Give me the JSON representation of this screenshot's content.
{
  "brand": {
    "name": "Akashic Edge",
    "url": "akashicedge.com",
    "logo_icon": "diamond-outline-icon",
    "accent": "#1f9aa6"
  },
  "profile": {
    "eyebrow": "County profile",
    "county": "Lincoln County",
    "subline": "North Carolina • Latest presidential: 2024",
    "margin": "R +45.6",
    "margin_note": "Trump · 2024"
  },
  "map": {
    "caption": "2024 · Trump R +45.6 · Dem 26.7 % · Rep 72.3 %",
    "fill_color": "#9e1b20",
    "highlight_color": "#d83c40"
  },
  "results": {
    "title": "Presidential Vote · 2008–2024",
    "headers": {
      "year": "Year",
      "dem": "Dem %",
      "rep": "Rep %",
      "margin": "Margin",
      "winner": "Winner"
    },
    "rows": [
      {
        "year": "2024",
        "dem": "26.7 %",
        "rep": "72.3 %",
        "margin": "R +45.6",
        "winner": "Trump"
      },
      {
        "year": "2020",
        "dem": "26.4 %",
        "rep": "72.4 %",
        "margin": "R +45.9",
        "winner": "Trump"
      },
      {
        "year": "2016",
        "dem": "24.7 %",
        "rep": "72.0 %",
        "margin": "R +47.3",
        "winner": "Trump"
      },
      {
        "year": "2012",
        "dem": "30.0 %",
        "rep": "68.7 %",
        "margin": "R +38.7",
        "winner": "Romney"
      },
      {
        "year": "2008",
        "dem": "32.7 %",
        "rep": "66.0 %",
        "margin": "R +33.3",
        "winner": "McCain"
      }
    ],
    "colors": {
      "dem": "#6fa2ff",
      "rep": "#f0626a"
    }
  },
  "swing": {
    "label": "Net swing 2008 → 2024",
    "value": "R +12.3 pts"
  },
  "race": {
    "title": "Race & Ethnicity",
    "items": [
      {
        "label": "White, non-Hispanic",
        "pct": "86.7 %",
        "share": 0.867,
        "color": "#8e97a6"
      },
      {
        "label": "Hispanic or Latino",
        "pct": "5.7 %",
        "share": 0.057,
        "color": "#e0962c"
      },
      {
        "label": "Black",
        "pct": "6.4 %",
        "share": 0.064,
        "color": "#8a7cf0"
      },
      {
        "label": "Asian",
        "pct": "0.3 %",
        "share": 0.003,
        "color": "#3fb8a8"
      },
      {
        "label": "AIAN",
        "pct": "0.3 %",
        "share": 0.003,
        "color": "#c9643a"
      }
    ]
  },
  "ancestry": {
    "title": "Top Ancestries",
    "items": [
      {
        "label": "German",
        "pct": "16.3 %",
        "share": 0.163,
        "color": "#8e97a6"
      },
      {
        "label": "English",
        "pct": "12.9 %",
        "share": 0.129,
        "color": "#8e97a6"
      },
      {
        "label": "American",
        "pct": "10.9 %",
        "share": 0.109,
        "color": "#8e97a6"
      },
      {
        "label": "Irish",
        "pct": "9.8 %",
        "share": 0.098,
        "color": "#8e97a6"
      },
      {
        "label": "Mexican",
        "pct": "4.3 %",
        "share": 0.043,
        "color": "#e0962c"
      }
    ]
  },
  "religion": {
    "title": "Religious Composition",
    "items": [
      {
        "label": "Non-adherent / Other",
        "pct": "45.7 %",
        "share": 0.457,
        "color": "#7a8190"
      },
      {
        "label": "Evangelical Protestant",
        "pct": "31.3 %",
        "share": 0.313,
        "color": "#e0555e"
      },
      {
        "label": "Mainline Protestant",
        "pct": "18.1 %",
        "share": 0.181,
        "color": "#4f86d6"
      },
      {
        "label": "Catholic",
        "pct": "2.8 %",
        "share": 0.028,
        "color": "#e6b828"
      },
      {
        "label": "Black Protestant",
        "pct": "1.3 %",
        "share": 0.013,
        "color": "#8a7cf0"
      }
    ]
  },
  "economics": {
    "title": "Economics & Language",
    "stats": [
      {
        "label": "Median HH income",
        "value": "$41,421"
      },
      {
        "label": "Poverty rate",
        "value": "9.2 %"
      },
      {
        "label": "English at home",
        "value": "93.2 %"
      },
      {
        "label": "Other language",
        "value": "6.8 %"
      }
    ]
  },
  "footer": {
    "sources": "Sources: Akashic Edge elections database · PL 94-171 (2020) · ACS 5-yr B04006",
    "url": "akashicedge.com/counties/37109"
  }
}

______________________________

__Task requirements__
Take the listing above and write it out again exactly.

__Completed task__
Give me the JSON representation of this screenshot's content.
{
  "brand": {
    "name": "Akashic Edge",
    "url": "akashicedge.com",
    "logo_icon": "diamond-outline-icon",
    "accent": "#1f9aa6"
  },
  "profile": {
    "eyebrow": "County profile",
    "county": "Lincoln County",
    "subline": "North Carolina • Latest presidential: 2024",
    "margin": "R +45.6",
    "margin_note": "Trump · 2024"
  },
  "map": {
    "caption": "2024 · Trump R +45.6 · Dem 26.7 % · Rep 72.3 %",
    "fill_color": "#9e1b20",
    "highlight_color": "#d83c40"
  },
  "results": {
    "title": "Presidential Vote · 2008–2024",
    "headers": {
      "year": "Year",
      "dem": "Dem %",
      "rep": "Rep %",
      "margin": "Margin",
      "winner": "Winner"
    },
    "rows": [
      {
        "year": "2024",
        "dem": "26.7 %",
        "rep": "72.3 %",
        "margin": "R +45.6",
        "winner": "Trump"
      },
      {
        "year": "2020",
        "dem": "26.4 %",
        "rep": "72.4 %",
        "margin": "R +45.9",
        "winner": "Trump"
      },
      {
        "year": "2016",
        "dem": "24.7 %",
        "rep": "72.0 %",
        "margin": "R +47.3",
        "winner": "Trump"
      },
      {
        "year": "2012",
        "dem": "30.0 %",
        "rep": "68.7 %",
        "margin": "R +38.7",
        "winner": "Romney"
      },
      {
        "year": "2008",
        "dem": "32.7 %",
        "rep": "66.0 %",
        "margin": "R +33.3",
        "winner": "McCain"
      }
    ],
    "colors": {
      "dem": "#6fa2ff",
      "rep": "#f0626a"
    }
  },
  "swing": {
    "label": "Net swing 2008 → 2024",
    "value": "R +12.3 pts"
  },
  "race": {
    "title": "Race & Ethnicity",
    "items": [
      {
        "label": "White, non-Hispanic",
        "pct": "86.7 %",
        "share": 0.867,
        "color": "#8e97a6"
      },
      {
        "label": "Hispanic or Latino",
        "pct": "5.7 %",
        "share": 0.057,
        "color": "#e0962c"
      },
      {
        "label": "Black",
        "pct": "6.4 %",
        "share": 0.064,
        "color": "#8a7cf0"
      },
      {
        "label": "Asian",
        "pct": "0.3 %",
        "share": 0.003,
        "color": "#3fb8a8"
      },
      {
        "label": "AIAN",
        "pct": "0.3 %",
        "share": 0.003,
        "color": "#c9643a"
      }
    ]
  },
  "ancestry": {
    "title": "Top Ancestries",
    "items": [
      {
        "label": "German",
        "pct": "16.3 %",
        "share": 0.163,
        "color": "#8e97a6"
      },
      {
        "label": "English",
        "pct": "12.9 %",
        "share": 0.129,
        "color": "#8e97a6"
      },
      {
        "label": "American",
        "pct": "10.9 %",
        "share": 0.109,
        "color": "#8e97a6"
      },
      {
        "label": "Irish",
        "pct": "9.8 %",
        "share": 0.098,
        "color": "#8e97a6"
      },
      {
        "label": "Mexican",
        "pct": "4.3 %",
        "share": 0.043,
        "color": "#e0962c"
      }
    ]
  },
  "religion": {
    "title": "Religious Composition",
    "items": [
      {
        "label": "Non-adherent / Other",
        "pct": "45.7 %",
        "share": 0.457,
        "color": "#7a8190"
      },
      {
        "label": "Evangelical Protestant",
        "pct": "31.3 %",
        "share": 0.313,
        "color": "#e0555e"
      },
      {
        "label": "Mainline Protestant",
        "pct": "18.1 %",
        "share": 0.181,
        "color": "#4f86d6"
      },
      {
        "label": "Catholic",
        "pct": "2.8 %",
        "share": 0.028,
        "color": "#e6b828"
      },
      {
        "label": "Black Protestant",
        "pct": "1.3 %",
        "share": 0.013,
        "color": "#8a7cf0"
      }
    ]
  },
  "economics": {
    "title": "Economics & Language",
    "stats": [
      {
        "label": "Median HH income",
        "value": "$41,421"
      },
      {
        "label": "Poverty rate",
        "value": "9.2 %"
      },
      {
        "label": "English at home",
        "value": "93.2 %"
      },
      {
        "label": "Other language",
        "value": "6.8 %"
      }
    ]
  },
  "footer": {
    "sources": "Sources: Akashic Edge elections database · PL 94-171 (2020) · ACS 5-yr B04006",
    "url": "akashicedge.com/counties/37109"
  }
}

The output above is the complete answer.